◆ TASK TO CARRY OUT
Count every line that includes the string "xlabel" in the entries that follow. Nothing besides the number is needed.

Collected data
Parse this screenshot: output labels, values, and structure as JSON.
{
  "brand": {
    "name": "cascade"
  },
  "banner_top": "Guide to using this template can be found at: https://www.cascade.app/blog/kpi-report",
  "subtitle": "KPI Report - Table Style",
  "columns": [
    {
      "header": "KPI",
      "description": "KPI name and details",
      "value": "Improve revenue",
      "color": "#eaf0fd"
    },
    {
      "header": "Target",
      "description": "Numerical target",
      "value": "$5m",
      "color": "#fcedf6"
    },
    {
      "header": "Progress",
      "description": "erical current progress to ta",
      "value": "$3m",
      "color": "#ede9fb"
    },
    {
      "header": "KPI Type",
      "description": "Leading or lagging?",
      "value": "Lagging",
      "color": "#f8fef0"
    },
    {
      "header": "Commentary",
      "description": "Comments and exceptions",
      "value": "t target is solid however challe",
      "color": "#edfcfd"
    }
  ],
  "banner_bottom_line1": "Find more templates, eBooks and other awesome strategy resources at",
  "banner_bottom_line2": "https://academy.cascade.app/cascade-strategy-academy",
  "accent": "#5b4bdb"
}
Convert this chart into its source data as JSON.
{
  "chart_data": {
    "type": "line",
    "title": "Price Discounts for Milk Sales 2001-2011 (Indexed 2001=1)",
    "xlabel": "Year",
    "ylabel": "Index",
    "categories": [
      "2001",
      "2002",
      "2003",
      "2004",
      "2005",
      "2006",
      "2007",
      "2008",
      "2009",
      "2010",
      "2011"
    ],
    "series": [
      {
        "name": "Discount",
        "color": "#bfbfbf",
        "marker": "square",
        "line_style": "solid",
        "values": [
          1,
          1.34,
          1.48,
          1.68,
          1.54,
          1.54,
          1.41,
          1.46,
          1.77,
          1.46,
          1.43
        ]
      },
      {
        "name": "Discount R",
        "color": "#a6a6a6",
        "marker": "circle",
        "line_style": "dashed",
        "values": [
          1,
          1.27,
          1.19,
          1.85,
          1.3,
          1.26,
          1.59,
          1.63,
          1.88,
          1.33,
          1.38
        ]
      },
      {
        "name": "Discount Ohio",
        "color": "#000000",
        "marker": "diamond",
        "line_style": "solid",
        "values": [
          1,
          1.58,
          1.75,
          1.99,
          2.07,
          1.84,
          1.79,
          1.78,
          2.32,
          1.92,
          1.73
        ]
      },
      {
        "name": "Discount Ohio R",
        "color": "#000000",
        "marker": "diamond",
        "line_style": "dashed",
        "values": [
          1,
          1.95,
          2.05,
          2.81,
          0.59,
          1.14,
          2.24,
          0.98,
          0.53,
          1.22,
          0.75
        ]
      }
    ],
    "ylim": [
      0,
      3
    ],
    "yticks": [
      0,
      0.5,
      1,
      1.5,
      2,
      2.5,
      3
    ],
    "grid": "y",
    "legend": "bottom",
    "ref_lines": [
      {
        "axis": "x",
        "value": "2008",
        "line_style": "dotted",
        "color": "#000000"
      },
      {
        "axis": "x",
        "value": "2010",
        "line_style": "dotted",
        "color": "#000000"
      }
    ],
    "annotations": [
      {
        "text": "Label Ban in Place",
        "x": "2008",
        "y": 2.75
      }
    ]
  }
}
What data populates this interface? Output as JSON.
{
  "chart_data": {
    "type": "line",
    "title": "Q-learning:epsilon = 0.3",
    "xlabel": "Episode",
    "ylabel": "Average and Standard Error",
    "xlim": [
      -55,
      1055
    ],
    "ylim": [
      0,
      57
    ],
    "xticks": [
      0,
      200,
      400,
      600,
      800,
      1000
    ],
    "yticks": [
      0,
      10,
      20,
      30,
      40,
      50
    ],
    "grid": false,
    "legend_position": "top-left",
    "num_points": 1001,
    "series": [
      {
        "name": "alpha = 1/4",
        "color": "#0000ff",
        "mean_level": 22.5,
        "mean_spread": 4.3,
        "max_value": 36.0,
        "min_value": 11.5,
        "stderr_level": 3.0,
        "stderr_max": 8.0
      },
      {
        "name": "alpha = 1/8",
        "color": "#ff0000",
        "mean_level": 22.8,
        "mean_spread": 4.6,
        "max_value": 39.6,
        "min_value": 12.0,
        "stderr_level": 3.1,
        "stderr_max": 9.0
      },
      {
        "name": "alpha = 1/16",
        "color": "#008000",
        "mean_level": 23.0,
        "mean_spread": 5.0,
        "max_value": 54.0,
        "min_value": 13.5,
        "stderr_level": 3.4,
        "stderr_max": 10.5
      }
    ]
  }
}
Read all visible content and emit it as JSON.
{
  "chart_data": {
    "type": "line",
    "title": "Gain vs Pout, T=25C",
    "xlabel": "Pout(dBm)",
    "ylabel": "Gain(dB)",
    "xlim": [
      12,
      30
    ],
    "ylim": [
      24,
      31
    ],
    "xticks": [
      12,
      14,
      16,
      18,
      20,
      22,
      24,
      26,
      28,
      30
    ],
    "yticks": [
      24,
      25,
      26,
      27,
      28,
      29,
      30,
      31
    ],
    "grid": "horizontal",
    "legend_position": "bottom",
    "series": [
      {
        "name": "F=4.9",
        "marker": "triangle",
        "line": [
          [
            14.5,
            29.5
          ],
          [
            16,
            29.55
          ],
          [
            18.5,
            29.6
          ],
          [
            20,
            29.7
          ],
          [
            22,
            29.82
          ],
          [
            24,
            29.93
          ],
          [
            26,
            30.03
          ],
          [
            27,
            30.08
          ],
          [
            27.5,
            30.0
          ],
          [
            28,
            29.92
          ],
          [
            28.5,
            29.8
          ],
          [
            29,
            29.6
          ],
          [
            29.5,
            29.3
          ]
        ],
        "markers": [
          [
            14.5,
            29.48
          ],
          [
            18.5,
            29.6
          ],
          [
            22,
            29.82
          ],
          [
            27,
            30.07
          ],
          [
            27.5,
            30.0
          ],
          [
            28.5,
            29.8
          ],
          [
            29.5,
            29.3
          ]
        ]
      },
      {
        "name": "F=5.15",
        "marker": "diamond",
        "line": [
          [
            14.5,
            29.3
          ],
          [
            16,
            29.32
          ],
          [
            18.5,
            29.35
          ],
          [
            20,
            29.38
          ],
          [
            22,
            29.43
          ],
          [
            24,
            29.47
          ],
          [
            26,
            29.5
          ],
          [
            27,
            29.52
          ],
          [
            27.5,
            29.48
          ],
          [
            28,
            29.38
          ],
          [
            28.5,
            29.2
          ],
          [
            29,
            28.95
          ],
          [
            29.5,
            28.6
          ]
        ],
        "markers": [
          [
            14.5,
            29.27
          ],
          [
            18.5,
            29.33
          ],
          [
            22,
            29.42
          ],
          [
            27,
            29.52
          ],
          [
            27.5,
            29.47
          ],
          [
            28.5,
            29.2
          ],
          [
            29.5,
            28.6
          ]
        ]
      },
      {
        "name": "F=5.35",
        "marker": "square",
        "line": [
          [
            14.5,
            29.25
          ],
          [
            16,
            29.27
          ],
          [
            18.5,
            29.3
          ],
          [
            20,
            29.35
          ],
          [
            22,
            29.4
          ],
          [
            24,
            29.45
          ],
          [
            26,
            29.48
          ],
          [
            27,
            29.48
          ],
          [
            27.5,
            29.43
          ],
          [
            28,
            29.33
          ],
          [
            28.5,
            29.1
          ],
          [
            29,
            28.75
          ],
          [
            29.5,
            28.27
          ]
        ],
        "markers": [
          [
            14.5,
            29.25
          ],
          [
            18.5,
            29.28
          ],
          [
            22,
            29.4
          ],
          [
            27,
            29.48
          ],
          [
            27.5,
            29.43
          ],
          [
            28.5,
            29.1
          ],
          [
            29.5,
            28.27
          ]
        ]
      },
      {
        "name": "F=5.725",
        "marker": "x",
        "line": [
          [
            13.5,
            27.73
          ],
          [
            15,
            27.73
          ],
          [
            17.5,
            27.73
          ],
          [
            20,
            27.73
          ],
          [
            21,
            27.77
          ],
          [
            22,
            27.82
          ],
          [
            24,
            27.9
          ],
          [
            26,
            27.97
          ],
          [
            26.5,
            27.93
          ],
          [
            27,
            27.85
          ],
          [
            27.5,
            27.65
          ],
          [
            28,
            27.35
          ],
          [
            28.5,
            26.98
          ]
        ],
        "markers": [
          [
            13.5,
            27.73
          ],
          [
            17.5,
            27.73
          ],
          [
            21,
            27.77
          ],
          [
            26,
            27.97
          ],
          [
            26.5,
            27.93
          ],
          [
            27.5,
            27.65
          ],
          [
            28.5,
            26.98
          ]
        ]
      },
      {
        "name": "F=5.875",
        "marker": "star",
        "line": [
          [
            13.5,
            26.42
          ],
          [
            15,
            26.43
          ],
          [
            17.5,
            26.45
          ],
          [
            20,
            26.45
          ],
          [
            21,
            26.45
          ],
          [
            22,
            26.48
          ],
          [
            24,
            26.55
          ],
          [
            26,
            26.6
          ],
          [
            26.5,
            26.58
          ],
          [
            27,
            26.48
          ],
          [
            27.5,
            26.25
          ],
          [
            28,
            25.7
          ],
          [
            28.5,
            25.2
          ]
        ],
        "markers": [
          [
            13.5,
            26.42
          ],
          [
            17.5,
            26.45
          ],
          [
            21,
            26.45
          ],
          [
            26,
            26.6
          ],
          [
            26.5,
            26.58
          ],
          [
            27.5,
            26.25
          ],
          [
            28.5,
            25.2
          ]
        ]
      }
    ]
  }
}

◆ RIGHT ANSWER
3